▶ Extract to read
-.-.-

Removal of tetracycline by electrocoagulation: Kinetic and isotherm modeling through adsorption

• The relevance of an electrocoagulation process for the removal of tetracycline (TC) was examined.
• Batch experiments were carried out in an electrochemical reactor using aluminum electrodes.
• Electrocoagulation mechanism was modeled using adsorption kinetics and isotherm models.
• The adsorption process followed a pseudo-second order model.
• The Langmuir isotherm model matched satisfactorily experimental data.

The use of antibiotics and growth hormones in human and veterinary medicine has a significant effect on the quality of surface and groundwater. The relevance of an electrocoagulation (EC) process for the removal of an antibiotic selected because of its wide application, high solubility in water, high residual toxicity and an absence of biodegradability, was examined in this study. Metal hydroxides generated during EC were used to remove tetracycline (TC) from aqueous solution. The knowledge regarding the removal mechanism of this substance has not been investigated up to now. Experiments were carried out in a batch electrochemical reactor using aluminum electrodes. The removal of TC was relatively fast and equilibrium was reached within 15 min. The effects of the main operating parameters were examined and showed that irrespective of the initial concentration and for pH ranging from 3 to 10, maximum removal efficiency remained close to 99%; while a sharp decrease was recorded at pH 2 (10% removal). The results of this study also showed that the removal of TC from water was strongly affected by the current intensity. The mechanism of electrocoagulation was modeled using isotherm models and showed that the Sips isotherm matched satisfactorily experimental data, suggesting monolayer coverage of adsorbed molecules and assumed a quasi-Gaussian distribution energy owing to the high correlation also found for the Toth model. In addition, adsorption kinetic studies showed that the EC process followed a pseudo-second-order kinetic model at the various current densities, pH and initial antibiotic concentrations considered.

-.-.-

▶ Exercise tasks
1 - In the text about tetracycline removal, turn the paragraph beginning "The use of antibiotics and growth hormones" into a short bulleted list that keeps its main facts.
2 - Answer these questions about the text on tetracycline removal:
(a) What metal were the electrodes in the reactor made of?
(b) Within how many minutes was equilibrium reached?
(c) What removal percentage was recorded at pH 2?
The listing that comes next is not connected to the text about tetracycline removal.

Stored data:
-.-.-

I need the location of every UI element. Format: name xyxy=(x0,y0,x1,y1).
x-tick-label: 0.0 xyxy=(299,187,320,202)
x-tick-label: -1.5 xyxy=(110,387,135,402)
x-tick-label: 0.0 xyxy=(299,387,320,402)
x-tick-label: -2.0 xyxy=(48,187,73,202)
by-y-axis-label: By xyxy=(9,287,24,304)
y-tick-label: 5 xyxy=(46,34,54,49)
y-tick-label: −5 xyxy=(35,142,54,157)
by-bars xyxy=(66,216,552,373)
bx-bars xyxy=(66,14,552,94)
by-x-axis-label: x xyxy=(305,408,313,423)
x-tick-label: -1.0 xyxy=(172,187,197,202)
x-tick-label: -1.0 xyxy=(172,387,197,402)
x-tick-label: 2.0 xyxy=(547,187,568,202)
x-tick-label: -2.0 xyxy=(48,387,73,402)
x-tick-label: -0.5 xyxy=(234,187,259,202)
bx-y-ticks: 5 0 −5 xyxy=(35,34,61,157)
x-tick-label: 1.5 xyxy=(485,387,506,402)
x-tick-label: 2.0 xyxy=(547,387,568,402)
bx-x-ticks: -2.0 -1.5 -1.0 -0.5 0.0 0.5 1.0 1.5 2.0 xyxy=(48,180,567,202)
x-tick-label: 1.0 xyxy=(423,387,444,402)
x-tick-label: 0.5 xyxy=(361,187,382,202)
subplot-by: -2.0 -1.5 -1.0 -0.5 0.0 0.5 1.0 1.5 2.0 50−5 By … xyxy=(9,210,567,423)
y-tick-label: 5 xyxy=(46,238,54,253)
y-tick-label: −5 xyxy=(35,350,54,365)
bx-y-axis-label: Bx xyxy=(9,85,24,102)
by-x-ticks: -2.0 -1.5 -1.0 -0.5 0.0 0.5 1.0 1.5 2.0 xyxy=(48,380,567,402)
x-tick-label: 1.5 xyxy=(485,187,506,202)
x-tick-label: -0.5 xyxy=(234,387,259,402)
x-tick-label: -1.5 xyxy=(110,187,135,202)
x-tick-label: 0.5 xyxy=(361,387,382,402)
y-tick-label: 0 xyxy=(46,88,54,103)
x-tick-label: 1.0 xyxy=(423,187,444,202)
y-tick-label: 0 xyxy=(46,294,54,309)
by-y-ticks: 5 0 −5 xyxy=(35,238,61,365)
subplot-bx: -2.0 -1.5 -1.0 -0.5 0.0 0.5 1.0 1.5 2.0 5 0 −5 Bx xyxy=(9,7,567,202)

-.-.-

▶ Answers for this exercise
1 -
- Antibiotics and growth hormones used in human and veterinary medicine strongly affect surface and groundwater quality.
- The study tested electrocoagulation (EC) for removing tetracycline (TC). This antibiotic is widely used, highly soluble in water, has high residual toxicity and does not biodegrade.
- Metal hydroxides formed during EC removed TC from water. How TC is removed had not been studied before.
- Tests ran in a batch electrochemical reactor with aluminum electrodes.
- Removal was fast, reaching equilibrium within 15 minutes.
- From pH 3 to 10, maximum removal stayed near 99% whatever the starting concentration. At pH 2 it fell to 10%.
- Current intensity had a strong effect on removal.
- The Sips isotherm fit the data well. This suggests a single layer of adsorbed molecules and a quasi-Gaussian energy distribution, backed by a strong fit for the Toth model too.
- The process followed a pseudo-second-order kinetic model across the current densities, pH values and starting concentrations tested.

2 -
(a) Aluminum.
(b) 15 minutes.
(c) 10%.